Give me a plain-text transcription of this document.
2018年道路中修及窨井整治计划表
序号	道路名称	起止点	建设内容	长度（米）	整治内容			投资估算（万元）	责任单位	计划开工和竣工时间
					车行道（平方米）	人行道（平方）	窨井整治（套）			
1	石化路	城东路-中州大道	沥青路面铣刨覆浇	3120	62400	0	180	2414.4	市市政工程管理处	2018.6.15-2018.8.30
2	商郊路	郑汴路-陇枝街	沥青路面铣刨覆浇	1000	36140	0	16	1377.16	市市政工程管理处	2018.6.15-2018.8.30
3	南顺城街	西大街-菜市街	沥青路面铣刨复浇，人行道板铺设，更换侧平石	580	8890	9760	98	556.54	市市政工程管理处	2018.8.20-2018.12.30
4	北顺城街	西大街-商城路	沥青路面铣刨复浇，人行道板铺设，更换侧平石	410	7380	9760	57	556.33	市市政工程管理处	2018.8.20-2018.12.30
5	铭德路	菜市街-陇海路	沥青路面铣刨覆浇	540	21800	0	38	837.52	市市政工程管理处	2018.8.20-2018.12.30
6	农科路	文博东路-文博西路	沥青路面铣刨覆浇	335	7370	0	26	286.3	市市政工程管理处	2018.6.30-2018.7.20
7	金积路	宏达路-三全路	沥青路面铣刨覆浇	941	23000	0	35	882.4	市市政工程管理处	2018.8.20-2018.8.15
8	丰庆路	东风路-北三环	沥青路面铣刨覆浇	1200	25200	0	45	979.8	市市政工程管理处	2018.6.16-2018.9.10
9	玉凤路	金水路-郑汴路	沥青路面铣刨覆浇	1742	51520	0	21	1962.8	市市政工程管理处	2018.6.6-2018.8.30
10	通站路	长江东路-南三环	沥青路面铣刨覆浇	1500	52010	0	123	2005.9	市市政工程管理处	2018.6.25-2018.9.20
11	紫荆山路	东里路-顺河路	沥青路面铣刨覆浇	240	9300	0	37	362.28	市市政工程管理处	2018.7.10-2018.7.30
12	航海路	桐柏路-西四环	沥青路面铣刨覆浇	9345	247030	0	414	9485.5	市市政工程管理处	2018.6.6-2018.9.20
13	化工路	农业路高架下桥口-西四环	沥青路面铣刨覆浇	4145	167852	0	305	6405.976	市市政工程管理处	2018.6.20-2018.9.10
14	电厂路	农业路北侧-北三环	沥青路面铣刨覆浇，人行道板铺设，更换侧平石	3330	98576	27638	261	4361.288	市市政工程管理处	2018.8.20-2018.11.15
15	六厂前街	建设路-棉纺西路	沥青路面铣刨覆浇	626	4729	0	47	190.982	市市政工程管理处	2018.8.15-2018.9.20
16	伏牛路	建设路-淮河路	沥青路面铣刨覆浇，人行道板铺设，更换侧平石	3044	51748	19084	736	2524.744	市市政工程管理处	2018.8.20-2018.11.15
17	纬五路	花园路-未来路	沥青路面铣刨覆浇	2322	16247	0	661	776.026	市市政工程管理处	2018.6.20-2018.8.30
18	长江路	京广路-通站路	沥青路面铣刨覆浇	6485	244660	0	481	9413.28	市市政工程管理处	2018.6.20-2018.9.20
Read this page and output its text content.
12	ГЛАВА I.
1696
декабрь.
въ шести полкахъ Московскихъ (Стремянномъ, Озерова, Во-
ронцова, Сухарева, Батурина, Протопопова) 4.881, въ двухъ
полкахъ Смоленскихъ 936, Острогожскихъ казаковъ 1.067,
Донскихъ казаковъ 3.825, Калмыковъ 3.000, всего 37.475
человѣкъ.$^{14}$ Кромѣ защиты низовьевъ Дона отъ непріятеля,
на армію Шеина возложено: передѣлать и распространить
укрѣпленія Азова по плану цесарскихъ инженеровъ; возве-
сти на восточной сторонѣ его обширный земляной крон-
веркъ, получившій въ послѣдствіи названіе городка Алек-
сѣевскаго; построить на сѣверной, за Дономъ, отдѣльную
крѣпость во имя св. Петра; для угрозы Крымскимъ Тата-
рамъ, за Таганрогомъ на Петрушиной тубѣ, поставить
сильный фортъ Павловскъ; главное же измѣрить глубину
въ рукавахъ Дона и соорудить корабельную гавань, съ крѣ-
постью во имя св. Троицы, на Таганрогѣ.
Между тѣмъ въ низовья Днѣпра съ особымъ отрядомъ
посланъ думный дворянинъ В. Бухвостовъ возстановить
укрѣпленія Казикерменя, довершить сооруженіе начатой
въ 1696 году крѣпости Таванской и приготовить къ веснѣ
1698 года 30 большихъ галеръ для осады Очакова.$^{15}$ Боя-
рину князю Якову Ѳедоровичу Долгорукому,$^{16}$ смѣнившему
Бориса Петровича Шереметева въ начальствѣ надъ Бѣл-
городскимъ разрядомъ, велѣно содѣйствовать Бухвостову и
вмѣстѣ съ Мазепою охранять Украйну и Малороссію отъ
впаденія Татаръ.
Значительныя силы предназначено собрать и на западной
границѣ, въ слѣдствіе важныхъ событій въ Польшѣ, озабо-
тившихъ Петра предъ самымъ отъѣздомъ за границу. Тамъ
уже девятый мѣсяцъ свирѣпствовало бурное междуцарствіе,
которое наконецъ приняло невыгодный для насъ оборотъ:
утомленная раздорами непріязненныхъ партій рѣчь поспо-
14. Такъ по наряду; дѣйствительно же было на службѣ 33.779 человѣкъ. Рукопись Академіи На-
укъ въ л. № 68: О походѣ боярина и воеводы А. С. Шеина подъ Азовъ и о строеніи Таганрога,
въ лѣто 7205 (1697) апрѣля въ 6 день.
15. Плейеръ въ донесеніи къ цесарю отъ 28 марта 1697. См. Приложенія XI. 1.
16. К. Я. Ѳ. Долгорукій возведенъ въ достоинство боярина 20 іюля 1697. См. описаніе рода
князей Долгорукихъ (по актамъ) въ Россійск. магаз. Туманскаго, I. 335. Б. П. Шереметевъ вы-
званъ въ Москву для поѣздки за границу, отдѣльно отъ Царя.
----
# [Set exercise]
Tally the lines of the material above that contain the word "боярина" and report the total alone.

# [Solved problem]
2